_Stated task_: Search the listing below for the word "color" and copy each line that holds it.

* * * *

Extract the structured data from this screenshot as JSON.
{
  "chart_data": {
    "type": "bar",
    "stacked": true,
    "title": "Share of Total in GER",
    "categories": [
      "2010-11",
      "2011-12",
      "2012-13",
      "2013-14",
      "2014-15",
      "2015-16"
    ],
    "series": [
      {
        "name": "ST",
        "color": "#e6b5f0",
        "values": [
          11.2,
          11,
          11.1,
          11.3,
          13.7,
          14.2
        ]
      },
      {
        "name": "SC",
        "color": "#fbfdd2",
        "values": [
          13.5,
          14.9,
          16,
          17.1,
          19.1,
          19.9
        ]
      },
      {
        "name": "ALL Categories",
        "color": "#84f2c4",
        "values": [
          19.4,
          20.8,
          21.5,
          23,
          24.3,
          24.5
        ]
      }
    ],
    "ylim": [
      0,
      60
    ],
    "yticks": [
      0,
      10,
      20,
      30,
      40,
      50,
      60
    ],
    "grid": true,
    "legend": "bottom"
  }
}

* * * *

_Response to the task_:
        "color": "#e6b5f0",
        "color": "#fbfdd2",
        "color": "#84f2c4",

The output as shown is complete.